* _Listed entries_
BEGIN

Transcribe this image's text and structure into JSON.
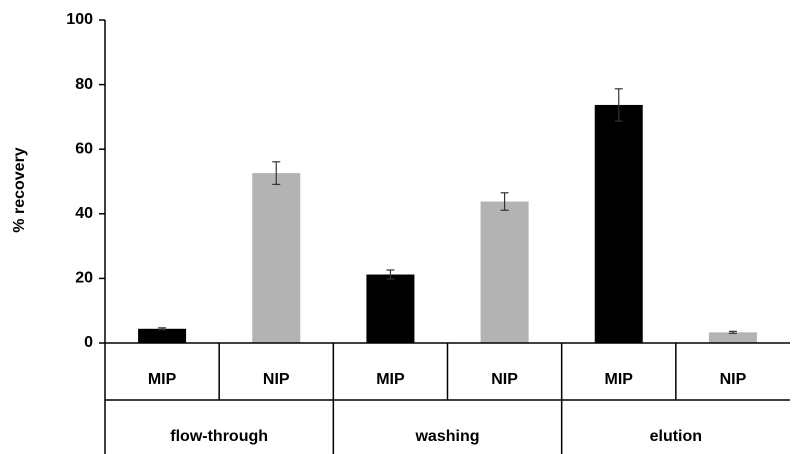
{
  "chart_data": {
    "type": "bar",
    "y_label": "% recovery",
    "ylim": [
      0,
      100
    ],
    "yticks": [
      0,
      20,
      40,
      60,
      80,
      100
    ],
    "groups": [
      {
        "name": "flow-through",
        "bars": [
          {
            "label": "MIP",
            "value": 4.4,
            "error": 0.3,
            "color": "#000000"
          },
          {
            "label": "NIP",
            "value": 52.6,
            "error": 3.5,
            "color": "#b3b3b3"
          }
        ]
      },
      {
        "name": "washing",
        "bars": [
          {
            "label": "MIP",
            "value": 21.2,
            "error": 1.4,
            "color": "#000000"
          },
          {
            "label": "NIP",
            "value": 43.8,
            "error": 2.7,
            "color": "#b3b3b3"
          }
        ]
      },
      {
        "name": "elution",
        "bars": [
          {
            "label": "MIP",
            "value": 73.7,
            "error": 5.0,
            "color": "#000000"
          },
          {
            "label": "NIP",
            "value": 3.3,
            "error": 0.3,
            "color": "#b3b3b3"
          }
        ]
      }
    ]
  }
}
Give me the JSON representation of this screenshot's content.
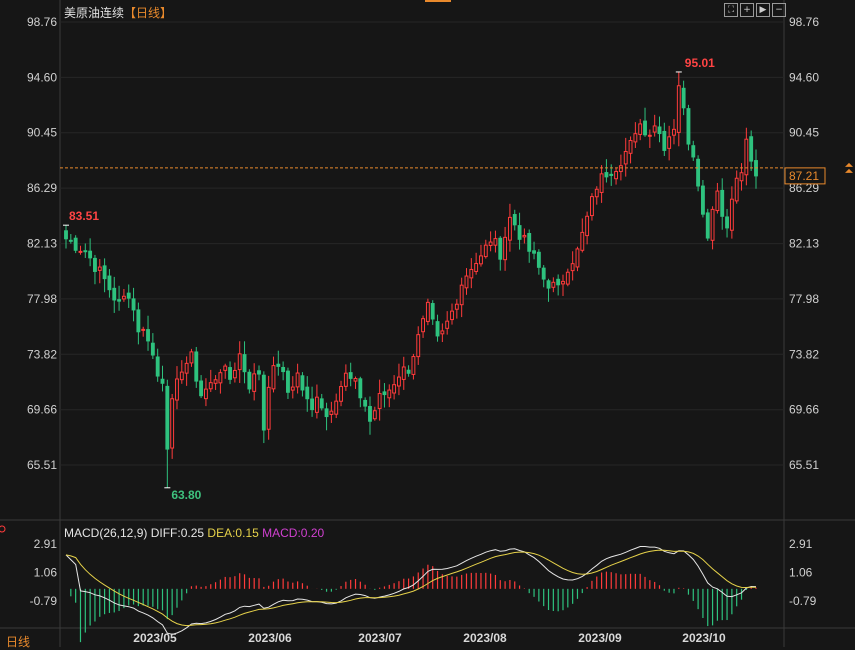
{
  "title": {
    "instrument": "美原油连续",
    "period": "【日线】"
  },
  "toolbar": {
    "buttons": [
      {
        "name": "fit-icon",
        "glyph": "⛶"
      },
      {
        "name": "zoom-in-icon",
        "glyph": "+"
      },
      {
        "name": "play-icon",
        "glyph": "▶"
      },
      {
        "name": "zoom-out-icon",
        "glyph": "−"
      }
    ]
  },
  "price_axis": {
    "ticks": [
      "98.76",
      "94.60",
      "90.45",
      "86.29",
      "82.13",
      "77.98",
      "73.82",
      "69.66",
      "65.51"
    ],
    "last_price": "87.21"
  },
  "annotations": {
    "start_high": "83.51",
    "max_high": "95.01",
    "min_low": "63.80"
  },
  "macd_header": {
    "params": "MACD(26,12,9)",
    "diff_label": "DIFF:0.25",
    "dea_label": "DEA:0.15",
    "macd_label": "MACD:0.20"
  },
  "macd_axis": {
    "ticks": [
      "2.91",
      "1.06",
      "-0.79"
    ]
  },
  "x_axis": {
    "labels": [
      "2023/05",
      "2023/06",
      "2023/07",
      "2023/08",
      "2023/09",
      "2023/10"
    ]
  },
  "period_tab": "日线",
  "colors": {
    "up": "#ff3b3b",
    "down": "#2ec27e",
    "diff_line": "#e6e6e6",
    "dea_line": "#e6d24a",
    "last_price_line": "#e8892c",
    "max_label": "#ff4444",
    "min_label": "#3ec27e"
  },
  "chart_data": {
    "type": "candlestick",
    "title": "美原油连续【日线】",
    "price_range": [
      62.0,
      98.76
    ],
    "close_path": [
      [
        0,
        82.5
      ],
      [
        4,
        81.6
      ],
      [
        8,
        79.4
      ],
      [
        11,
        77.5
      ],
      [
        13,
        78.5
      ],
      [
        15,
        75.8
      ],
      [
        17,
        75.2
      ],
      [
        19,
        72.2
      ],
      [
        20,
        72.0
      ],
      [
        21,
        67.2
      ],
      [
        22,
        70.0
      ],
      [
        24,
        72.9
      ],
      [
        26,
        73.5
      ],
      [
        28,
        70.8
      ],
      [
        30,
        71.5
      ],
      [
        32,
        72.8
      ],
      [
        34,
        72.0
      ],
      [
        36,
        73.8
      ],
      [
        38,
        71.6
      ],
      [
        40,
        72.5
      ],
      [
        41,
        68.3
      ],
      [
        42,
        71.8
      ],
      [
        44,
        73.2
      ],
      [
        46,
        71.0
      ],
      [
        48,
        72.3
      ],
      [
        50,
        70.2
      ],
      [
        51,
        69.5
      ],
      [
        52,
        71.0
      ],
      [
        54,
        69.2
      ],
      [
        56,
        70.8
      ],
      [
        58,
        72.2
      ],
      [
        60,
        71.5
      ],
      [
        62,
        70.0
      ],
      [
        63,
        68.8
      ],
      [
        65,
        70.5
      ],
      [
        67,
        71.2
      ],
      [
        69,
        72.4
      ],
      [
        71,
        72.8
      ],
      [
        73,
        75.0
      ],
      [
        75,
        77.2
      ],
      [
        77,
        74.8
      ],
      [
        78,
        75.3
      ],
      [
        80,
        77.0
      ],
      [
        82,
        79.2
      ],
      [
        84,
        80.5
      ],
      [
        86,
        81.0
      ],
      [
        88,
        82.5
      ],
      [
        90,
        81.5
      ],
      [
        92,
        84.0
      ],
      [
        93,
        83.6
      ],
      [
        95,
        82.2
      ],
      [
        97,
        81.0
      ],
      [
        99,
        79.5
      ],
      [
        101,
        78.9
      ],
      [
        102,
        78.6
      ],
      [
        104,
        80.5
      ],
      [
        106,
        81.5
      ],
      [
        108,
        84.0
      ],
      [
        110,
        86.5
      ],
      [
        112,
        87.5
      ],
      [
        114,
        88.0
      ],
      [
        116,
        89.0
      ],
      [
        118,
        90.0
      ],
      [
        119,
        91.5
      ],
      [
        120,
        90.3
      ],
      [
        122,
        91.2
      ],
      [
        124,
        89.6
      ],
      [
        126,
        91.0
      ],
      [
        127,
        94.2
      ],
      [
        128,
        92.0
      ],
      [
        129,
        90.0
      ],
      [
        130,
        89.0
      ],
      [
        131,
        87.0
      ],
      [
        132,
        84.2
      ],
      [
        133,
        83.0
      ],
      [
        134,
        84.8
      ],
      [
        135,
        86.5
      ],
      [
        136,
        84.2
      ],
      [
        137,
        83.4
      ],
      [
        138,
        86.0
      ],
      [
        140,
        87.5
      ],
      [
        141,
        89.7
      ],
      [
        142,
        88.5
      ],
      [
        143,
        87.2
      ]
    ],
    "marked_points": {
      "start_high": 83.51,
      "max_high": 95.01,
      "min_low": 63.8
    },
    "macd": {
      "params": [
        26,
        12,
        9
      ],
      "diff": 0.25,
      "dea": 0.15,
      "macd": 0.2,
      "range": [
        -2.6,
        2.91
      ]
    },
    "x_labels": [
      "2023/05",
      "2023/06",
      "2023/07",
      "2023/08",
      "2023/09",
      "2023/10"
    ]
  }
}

END

* _Work to complete_
Without the pictures, restate each entry exactly.

* _Finished answer_
Transcribe this image's text and structure into JSON.
{
  "chart_data": {
    "type": "bar",
    "y_label": "% recovery",
    "ylim": [
      0,
      100
    ],
    "yticks": [
      0,
      20,
      40,
      60,
      80,
      100
    ],
    "groups": [
      {
        "name": "flow-through",
        "bars": [
          {
            "label": "MIP",
            "value": 4.4,
            "error": 0.3,
            "color": "#000000"
          },
          {
            "label": "NIP",
            "value": 52.6,
            "error": 3.5,
            "color": "#b3b3b3"
          }
        ]
      },
      {
        "name": "washing",
        "bars": [
          {
            "label": "MIP",
            "value": 21.2,
            "error": 1.4,
            "color": "#000000"
          },
          {
            "label": "NIP",
            "value": 43.8,
            "error": 2.7,
            "color": "#b3b3b3"
          }
        ]
      },
      {
        "name": "elution",
        "bars": [
          {
            "label": "MIP",
            "value": 73.7,
            "error": 5.0,
            "color": "#000000"
          },
          {
            "label": "NIP",
            "value": 3.3,
            "error": 0.3,
            "color": "#b3b3b3"
          }
        ]
      }
    ]
  }
}
Give me the JSON representation of this screenshot's content.
{
  "title": {
    "instrument": "美原油连续",
    "period": "【日线】"
  },
  "toolbar": {
    "buttons": [
      {
        "name": "fit-icon",
        "glyph": "⛶"
      },
      {
        "name": "zoom-in-icon",
        "glyph": "+"
      },
      {
        "name": "play-icon",
        "glyph": "▶"
      },
      {
        "name": "zoom-out-icon",
        "glyph": "−"
      }
    ]
  },
  "price_axis": {
    "ticks": [
      "98.76",
      "94.60",
      "90.45",
      "86.29",
      "82.13",
      "77.98",
      "73.82",
      "69.66",
      "65.51"
    ],
    "last_price": "87.21"
  },
  "annotations": {
    "start_high": "83.51",
    "max_high": "95.01",
    "min_low": "63.80"
  },
  "macd_header": {
    "params": "MACD(26,12,9)",
    "diff_label": "DIFF:0.25",
    "dea_label": "DEA:0.15",
    "macd_label": "MACD:0.20"
  },
  "macd_axis": {
    "ticks": [
      "2.91",
      "1.06",
      "-0.79"
    ]
  },
  "x_axis": {
    "labels": [
      "2023/05",
      "2023/06",
      "2023/07",
      "2023/08",
      "2023/09",
      "2023/10"
    ]
  },
  "period_tab": "日线",
  "colors": {
    "up": "#ff3b3b",
    "down": "#2ec27e",
    "diff_line": "#e6e6e6",
    "dea_line": "#e6d24a",
    "last_price_line": "#e8892c",
    "max_label": "#ff4444",
    "min_label": "#3ec27e"
  },
  "chart_data": {
    "type": "candlestick",
    "title": "美原油连续【日线】",
    "price_range": [
      62.0,
      98.76
    ],
    "close_path": [
      [
        0,
        82.5
      ],
      [
        4,
        81.6
      ],
      [
        8,
        79.4
      ],
      [
        11,
        77.5
      ],
      [
        13,
        78.5
      ],
      [
        15,
        75.8
      ],
      [
        17,
        75.2
      ],
      [
        19,
        72.2
      ],
      [
        20,
        72.0
      ],
      [
        21,
        67.2
      ],
      [
        22,
        70.0
      ],
      [
        24,
        72.9
      ],
      [
        26,
        73.5
      ],
      [
        28,
        70.8
      ],
      [
        30,
        71.5
      ],
      [
        32,
        72.8
      ],
      [
        34,
        72.0
      ],
      [
        36,
        73.8
      ],
      [
        38,
        71.6
      ],
      [
        40,
        72.5
      ],
      [
        41,
        68.3
      ],
      [
        42,
        71.8
      ],
      [
        44,
        73.2
      ],
      [
        46,
        71.0
      ],
      [
        48,
        72.3
      ],
      [
        50,
        70.2
      ],
      [
        51,
        69.5
      ],
      [
        52,
        71.0
      ],
      [
        54,
        69.2
      ],
      [
        56,
        70.8
      ],
      [
        58,
        72.2
      ],
      [
        60,
        71.5
      ],
      [
        62,
        70.0
      ],
      [
        63,
        68.8
      ],
      [
        65,
        70.5
      ],
      [
        67,
        71.2
      ],
      [
        69,
        72.4
      ],
      [
        71,
        72.8
      ],
      [
        73,
        75.0
      ],
      [
        75,
        77.2
      ],
      [
        77,
        74.8
      ],
      [
        78,
        75.3
      ],
      [
        80,
        77.0
      ],
      [
        82,
        79.2
      ],
      [
        84,
        80.5
      ],
      [
        86,
        81.0
      ],
      [
        88,
        82.5
      ],
      [
        90,
        81.5
      ],
      [
        92,
        84.0
      ],
      [
        93,
        83.6
      ],
      [
        95,
        82.2
      ],
      [
        97,
        81.0
      ],
      [
        99,
        79.5
      ],
      [
        101,
        78.9
      ],
      [
        102,
        78.6
      ],
      [
        104,
        80.5
      ],
      [
        106,
        81.5
      ],
      [
        108,
        84.0
      ],
      [
        110,
        86.5
      ],
      [
        112,
        87.5
      ],
      [
        114,
        88.0
      ],
      [
        116,
        89.0
      ],
      [
        118,
        90.0
      ],
      [
        119,
        91.5
      ],
      [
        120,
        90.3
      ],
      [
        122,
        91.2
      ],
      [
        124,
        89.6
      ],
      [
        126,
        91.0
      ],
      [
        127,
        94.2
      ],
      [
        128,
        92.0
      ],
      [
        129,
        90.0
      ],
      [
        130,
        89.0
      ],
      [
        131,
        87.0
      ],
      [
        132,
        84.2
      ],
      [
        133,
        83.0
      ],
      [
        134,
        84.8
      ],
      [
        135,
        86.5
      ],
      [
        136,
        84.2
      ],
      [
        137,
        83.4
      ],
      [
        138,
        86.0
      ],
      [
        140,
        87.5
      ],
      [
        141,
        89.7
      ],
      [
        142,
        88.5
      ],
      [
        143,
        87.2
      ]
    ],
    "marked_points": {
      "start_high": 83.51,
      "max_high": 95.01,
      "min_low": 63.8
    },
    "macd": {
      "params": [
        26,
        12,
        9
      ],
      "diff": 0.25,
      "dea": 0.15,
      "macd": 0.2,
      "range": [
        -2.6,
        2.91
      ]
    },
    "x_labels": [
      "2023/05",
      "2023/06",
      "2023/07",
      "2023/08",
      "2023/09",
      "2023/10"
    ]
  }
}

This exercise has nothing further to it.